[Dataset records]
+ + +
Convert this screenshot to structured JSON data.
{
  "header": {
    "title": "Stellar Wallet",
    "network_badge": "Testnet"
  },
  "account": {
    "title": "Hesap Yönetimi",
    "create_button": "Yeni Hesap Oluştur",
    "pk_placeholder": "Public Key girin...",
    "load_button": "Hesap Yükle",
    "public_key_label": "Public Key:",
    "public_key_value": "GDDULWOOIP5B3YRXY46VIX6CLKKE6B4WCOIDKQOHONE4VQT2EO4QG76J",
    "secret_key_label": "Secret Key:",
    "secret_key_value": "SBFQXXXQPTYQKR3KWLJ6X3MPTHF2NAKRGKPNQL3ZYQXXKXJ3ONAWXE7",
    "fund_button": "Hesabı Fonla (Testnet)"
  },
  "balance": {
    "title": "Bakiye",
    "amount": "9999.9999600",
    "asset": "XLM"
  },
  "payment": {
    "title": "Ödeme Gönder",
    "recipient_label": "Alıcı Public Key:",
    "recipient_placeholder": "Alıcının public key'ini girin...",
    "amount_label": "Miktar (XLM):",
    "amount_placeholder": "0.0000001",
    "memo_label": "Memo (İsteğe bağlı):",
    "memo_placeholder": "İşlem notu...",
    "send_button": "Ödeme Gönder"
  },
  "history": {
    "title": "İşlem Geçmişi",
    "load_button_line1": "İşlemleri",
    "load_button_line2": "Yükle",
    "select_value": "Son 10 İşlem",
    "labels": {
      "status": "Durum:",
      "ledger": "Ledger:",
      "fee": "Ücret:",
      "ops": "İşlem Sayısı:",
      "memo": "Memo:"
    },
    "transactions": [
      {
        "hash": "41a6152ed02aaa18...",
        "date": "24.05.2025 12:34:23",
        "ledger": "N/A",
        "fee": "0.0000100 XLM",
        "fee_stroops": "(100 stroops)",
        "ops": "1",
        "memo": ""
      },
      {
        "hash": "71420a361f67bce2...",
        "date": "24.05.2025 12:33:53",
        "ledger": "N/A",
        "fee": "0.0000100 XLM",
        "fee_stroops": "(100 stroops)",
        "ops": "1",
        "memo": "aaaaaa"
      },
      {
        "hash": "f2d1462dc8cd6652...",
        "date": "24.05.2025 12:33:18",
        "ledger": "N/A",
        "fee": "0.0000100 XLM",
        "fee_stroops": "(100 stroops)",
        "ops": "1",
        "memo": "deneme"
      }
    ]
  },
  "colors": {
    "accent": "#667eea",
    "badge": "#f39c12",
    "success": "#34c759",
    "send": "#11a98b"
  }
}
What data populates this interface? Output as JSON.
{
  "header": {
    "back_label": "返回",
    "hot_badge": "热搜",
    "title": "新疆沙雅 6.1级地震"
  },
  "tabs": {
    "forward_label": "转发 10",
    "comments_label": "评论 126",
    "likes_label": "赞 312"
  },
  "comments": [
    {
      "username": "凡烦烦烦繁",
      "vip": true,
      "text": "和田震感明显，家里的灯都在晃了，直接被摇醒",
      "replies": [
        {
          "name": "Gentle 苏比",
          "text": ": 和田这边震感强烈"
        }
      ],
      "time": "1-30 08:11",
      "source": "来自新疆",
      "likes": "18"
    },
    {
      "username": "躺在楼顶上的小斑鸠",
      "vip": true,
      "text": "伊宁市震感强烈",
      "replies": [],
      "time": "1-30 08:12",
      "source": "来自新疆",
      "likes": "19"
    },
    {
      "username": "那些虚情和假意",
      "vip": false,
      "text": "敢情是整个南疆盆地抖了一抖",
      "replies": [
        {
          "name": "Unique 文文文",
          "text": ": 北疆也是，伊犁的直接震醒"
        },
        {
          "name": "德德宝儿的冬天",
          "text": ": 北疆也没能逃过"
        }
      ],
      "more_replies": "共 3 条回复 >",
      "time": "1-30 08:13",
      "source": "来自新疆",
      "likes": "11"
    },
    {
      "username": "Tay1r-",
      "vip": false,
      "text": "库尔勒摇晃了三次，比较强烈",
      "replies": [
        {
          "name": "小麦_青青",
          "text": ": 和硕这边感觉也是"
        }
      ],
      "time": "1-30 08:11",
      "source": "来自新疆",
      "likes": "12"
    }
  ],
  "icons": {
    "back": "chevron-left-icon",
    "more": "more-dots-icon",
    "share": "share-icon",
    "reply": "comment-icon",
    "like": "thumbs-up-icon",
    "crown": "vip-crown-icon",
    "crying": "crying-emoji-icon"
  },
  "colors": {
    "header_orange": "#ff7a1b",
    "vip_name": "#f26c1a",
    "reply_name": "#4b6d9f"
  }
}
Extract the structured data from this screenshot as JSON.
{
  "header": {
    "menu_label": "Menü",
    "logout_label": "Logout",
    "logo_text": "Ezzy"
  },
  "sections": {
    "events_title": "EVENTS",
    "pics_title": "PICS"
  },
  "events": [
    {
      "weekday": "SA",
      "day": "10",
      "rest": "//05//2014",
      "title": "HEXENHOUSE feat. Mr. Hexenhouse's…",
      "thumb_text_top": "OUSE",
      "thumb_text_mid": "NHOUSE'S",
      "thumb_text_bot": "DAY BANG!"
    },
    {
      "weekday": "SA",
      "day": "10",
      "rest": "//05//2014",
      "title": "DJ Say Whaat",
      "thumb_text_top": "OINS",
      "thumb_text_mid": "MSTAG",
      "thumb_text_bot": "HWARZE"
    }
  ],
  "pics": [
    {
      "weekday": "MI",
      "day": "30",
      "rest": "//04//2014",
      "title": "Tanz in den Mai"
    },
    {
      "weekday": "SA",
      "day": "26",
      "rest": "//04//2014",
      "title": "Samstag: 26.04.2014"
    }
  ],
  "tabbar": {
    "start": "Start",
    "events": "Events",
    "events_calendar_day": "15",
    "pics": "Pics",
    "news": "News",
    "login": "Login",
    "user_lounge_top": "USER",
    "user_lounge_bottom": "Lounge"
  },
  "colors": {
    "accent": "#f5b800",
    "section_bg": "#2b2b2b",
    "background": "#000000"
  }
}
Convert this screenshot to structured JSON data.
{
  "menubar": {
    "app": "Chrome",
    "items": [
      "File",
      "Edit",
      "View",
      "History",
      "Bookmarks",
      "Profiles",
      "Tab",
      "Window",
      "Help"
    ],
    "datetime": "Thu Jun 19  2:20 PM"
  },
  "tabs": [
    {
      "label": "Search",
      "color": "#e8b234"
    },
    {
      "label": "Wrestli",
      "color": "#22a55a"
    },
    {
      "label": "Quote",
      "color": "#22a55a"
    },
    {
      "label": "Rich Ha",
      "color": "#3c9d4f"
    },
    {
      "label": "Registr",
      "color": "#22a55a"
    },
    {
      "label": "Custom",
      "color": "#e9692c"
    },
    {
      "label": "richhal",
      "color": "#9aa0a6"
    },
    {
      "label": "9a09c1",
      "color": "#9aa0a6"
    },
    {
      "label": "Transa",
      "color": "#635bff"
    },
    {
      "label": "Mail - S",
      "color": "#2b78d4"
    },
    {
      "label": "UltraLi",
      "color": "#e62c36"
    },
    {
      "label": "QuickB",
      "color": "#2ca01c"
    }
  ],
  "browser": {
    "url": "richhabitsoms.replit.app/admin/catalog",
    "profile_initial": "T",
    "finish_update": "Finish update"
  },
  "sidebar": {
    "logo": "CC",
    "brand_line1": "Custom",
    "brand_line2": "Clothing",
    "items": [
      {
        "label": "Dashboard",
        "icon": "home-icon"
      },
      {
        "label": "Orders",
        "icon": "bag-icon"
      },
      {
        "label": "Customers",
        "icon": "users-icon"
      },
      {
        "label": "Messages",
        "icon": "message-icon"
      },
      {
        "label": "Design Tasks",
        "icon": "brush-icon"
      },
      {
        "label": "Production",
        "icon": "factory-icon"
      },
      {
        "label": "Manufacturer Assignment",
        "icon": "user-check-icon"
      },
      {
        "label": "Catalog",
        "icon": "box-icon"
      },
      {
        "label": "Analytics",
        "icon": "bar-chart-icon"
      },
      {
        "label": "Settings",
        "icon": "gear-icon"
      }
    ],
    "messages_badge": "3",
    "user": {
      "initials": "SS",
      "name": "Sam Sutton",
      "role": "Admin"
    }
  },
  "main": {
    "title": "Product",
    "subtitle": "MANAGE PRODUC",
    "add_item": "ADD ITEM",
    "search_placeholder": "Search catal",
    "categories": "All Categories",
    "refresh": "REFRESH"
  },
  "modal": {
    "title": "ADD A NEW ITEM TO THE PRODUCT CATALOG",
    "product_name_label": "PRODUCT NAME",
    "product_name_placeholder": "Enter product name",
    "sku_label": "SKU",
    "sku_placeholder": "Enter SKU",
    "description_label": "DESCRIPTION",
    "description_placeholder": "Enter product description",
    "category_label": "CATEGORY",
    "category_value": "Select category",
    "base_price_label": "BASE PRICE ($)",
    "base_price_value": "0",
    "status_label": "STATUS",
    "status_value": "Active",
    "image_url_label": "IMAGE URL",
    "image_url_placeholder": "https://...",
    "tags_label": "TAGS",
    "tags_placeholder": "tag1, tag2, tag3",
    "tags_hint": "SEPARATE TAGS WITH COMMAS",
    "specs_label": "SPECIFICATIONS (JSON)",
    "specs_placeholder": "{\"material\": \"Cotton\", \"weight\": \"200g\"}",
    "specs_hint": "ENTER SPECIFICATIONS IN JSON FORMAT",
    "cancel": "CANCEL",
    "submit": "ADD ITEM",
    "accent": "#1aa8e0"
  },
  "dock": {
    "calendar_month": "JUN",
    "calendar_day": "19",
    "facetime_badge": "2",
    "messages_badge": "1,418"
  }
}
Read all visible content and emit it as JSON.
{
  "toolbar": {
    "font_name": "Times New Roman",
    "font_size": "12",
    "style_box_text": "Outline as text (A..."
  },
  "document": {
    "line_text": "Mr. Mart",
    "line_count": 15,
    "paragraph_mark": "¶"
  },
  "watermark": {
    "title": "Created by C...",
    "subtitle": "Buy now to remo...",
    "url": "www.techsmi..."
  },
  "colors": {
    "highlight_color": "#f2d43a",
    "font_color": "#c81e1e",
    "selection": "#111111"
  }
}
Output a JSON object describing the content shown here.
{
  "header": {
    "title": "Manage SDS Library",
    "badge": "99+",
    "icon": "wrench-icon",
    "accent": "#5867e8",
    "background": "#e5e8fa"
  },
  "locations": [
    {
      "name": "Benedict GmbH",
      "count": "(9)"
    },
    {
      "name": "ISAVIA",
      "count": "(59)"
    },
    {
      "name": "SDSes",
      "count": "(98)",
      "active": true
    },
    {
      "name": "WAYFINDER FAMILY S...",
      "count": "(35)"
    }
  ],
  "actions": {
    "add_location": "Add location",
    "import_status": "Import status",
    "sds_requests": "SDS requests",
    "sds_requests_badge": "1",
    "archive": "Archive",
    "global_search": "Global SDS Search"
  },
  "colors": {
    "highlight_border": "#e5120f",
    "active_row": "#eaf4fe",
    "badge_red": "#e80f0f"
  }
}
+ + +
[Short problem]:
Across the entries, how many lines contain "Hesap"? Reply with the number only.

[Exercise response]:
3